** Begin **

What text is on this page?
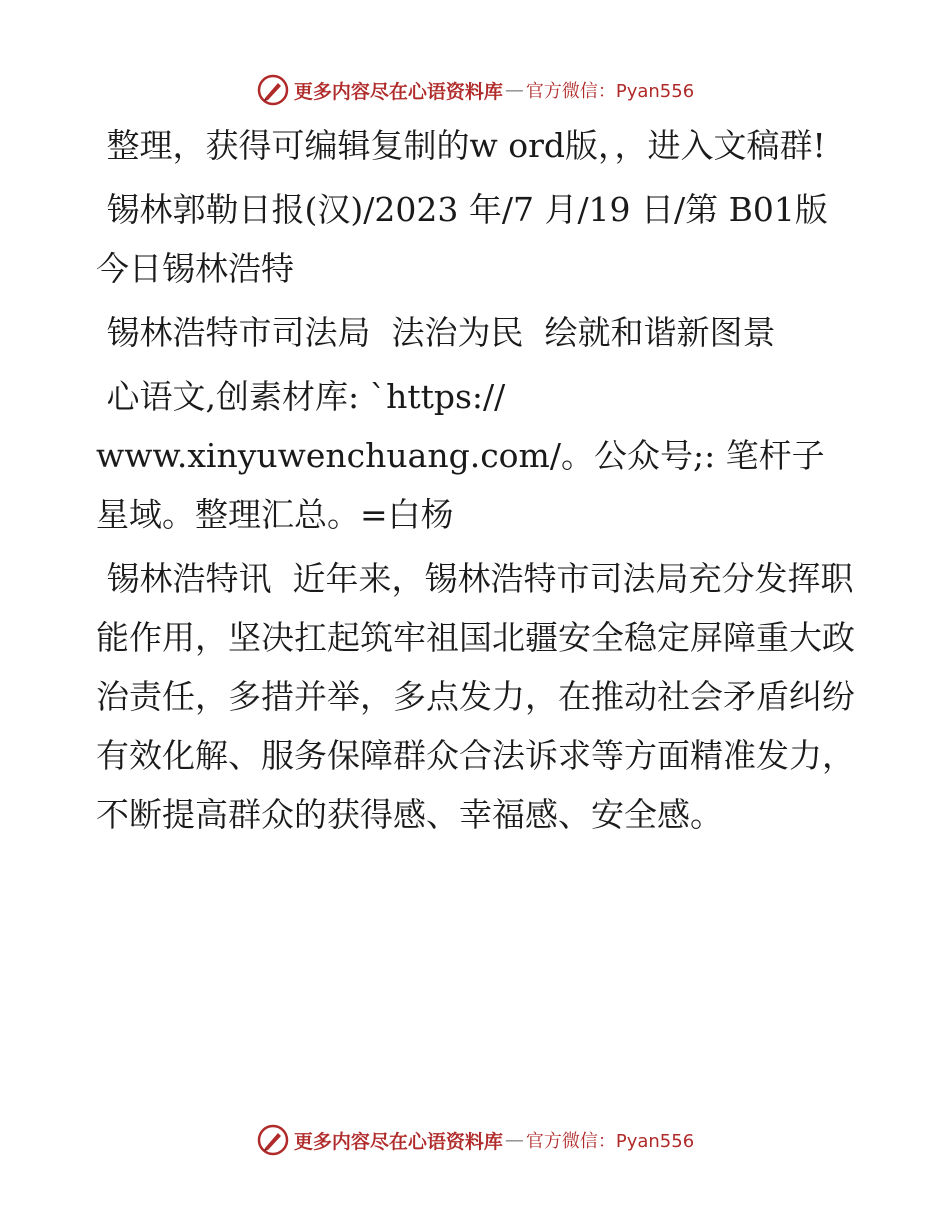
更多内容尽在心语资料库 — 官方微信：Pyan556

整理，获得可编辑复制的w ord版，，进入文稿群!

锡林郭勒日报(汉)/2023 年/7 月/19 日/第 B01版今日锡林浩特

锡林浩特市司法局  法治为民  绘就和谐新图景

心语文,创素材库: `https://
www.xinyuwenchuang.com/。公众号;: 笔杆子星域。整理汇总。=白杨

锡林浩特讯  近年来，锡林浩特市司法局充分发挥职能作用，坚决扛起筑牢祖国北疆安全稳定屏障重大政治责任，多措并举，多点发力，在推动社会矛盾纠纷有效化解、服务保障群众合法诉求等方面精准发力，不断提高群众的获得感、幸福感、安全感。

更多内容尽在心语资料库 — 官方微信：Pyan556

** End **

Omit the images and transcribe all of the records above word for word.

*SOLUTION FOR THIS PROBLEM*:
What text is on this page?
更多内容尽在心语资料库 — 官方微信：Pyan556

整理，获得可编辑复制的w ord版，，进入文稿群!

锡林郭勒日报(汉)/2023 年/7 月/19 日/第 B01版今日锡林浩特

锡林浩特市司法局  法治为民  绘就和谐新图景

心语文,创素材库: `https://
www.xinyuwenchuang.com/。公众号;: 笔杆子星域。整理汇总。=白杨

锡林浩特讯  近年来，锡林浩特市司法局充分发挥职能作用，坚决扛起筑牢祖国北疆安全稳定屏障重大政治责任，多措并举，多点发力，在推动社会矛盾纠纷有效化解、服务保障群众合法诉求等方面精准发力，不断提高群众的获得感、幸福感、安全感。

更多内容尽在心语资料库 — 官方微信：Pyan556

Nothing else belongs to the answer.